• **Exercise**
Pick out the lines below with "Equipment" and list them.

• **Material for this task**

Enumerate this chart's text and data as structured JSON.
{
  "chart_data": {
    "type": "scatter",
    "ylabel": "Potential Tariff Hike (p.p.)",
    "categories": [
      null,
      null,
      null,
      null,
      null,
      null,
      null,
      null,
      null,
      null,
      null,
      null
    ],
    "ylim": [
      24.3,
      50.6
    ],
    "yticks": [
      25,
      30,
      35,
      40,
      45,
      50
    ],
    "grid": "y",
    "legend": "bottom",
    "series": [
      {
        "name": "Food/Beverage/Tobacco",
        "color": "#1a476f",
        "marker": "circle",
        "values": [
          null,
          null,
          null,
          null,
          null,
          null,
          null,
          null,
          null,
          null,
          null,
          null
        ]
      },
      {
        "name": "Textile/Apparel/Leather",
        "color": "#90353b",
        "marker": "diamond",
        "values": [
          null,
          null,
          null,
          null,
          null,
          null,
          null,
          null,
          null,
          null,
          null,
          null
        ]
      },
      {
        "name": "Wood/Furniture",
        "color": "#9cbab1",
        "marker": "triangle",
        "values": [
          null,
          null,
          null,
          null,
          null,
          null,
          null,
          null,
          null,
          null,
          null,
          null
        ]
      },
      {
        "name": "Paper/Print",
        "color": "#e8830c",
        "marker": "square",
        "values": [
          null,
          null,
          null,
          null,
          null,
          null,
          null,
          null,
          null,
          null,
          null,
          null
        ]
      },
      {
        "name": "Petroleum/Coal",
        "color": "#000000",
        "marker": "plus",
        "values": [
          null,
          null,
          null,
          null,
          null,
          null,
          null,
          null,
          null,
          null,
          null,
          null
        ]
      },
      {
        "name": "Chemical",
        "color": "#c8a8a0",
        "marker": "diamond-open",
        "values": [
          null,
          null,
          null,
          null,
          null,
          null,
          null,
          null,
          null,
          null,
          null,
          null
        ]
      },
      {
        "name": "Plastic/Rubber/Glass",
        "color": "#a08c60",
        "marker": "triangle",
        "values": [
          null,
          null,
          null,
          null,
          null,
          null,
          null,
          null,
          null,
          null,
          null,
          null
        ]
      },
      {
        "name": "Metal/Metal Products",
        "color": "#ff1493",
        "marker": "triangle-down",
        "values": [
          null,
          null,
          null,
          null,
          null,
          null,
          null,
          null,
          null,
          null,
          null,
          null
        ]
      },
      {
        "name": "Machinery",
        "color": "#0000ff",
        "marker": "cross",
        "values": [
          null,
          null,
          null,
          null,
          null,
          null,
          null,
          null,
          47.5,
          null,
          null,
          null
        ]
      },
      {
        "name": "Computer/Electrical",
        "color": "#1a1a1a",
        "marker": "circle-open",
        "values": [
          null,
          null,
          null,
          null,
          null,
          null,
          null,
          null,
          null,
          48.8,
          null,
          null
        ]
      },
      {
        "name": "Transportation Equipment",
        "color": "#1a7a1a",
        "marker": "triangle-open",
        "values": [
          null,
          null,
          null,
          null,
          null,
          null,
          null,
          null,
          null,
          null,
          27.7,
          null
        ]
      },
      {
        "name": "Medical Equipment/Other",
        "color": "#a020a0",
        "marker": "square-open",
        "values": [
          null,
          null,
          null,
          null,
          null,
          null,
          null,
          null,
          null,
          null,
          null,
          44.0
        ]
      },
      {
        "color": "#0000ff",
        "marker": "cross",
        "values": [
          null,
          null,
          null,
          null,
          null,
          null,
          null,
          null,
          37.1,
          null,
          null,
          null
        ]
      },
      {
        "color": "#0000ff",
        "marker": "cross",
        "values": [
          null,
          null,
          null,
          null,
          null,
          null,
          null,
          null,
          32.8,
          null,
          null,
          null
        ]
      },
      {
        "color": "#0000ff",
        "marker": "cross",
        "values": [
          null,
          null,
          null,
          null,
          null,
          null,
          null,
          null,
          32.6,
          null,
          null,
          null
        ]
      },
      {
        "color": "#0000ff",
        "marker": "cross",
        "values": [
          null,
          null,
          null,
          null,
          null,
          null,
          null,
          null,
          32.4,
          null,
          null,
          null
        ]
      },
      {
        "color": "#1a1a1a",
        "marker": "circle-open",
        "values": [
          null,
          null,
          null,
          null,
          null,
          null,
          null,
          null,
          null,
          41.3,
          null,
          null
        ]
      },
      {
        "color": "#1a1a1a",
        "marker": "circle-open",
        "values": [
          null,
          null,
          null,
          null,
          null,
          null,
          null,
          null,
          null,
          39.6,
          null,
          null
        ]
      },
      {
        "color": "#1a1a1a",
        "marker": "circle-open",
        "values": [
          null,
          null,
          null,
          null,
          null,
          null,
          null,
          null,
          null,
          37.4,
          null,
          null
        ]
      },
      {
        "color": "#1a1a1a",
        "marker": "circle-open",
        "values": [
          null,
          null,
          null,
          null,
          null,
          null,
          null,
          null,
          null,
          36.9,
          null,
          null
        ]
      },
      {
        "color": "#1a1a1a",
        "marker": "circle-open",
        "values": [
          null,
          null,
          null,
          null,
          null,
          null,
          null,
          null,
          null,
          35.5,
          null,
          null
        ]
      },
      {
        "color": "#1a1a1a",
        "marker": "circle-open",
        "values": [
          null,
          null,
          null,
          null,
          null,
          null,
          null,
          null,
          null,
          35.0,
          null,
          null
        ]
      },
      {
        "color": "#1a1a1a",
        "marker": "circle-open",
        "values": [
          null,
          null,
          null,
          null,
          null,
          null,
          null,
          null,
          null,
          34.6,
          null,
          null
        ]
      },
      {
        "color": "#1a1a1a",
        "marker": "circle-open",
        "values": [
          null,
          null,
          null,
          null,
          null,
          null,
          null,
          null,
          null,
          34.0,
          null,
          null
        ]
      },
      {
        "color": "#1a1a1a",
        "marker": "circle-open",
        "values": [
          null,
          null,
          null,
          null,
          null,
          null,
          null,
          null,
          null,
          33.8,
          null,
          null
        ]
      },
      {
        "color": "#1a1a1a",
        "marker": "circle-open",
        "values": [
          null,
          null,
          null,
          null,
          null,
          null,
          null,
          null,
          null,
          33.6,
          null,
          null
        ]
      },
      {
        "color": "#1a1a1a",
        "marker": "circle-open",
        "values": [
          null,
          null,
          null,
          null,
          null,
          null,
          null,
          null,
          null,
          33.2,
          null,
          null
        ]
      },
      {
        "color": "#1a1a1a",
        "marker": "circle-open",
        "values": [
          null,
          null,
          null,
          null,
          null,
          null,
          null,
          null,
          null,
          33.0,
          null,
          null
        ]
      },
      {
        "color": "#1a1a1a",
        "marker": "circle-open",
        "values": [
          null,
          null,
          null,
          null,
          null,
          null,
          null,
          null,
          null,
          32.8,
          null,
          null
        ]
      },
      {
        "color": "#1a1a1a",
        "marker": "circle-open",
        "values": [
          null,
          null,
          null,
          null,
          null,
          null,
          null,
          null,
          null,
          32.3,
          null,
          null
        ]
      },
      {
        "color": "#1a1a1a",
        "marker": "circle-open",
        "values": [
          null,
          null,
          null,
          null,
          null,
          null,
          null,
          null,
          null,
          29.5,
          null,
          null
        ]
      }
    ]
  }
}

• **Task output**
        "name": "Transportation Equipment",
        "name": "Medical Equipment/Other",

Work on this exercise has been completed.